Retype all material exactly. Pictures stay out of the copy.

[START OF Listed records]

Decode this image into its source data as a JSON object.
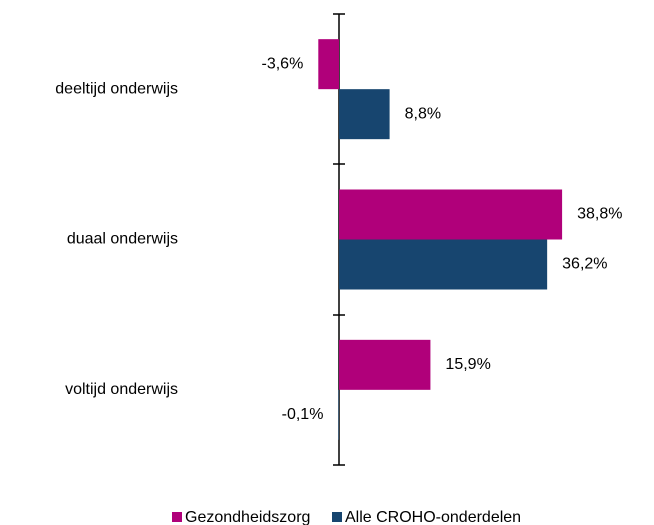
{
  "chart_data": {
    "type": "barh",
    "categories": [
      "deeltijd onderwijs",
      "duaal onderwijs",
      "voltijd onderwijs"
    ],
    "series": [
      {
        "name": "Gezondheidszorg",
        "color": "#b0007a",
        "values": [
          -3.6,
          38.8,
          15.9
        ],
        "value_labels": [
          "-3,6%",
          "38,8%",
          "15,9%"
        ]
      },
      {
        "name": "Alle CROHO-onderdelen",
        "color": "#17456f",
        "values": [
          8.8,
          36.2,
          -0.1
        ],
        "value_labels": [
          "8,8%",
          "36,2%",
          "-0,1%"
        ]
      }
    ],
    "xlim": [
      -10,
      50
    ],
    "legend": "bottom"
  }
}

[END OF Listed records]

Problem solution
Decode this image into its source data as a JSON object.
{
  "chart_data": {
    "type": "barh",
    "categories": [
      "deeltijd onderwijs",
      "duaal onderwijs",
      "voltijd onderwijs"
    ],
    "series": [
      {
        "name": "Gezondheidszorg",
        "color": "#b0007a",
        "values": [
          -3.6,
          38.8,
          15.9
        ],
        "value_labels": [
          "-3,6%",
          "38,8%",
          "15,9%"
        ]
      },
      {
        "name": "Alle CROHO-onderdelen",
        "color": "#17456f",
        "values": [
          8.8,
          36.2,
          -0.1
        ],
        "value_labels": [
          "8,8%",
          "36,2%",
          "-0,1%"
        ]
      }
    ],
    "xlim": [
      -10,
      50
    ],
    "legend": "bottom"
  }
}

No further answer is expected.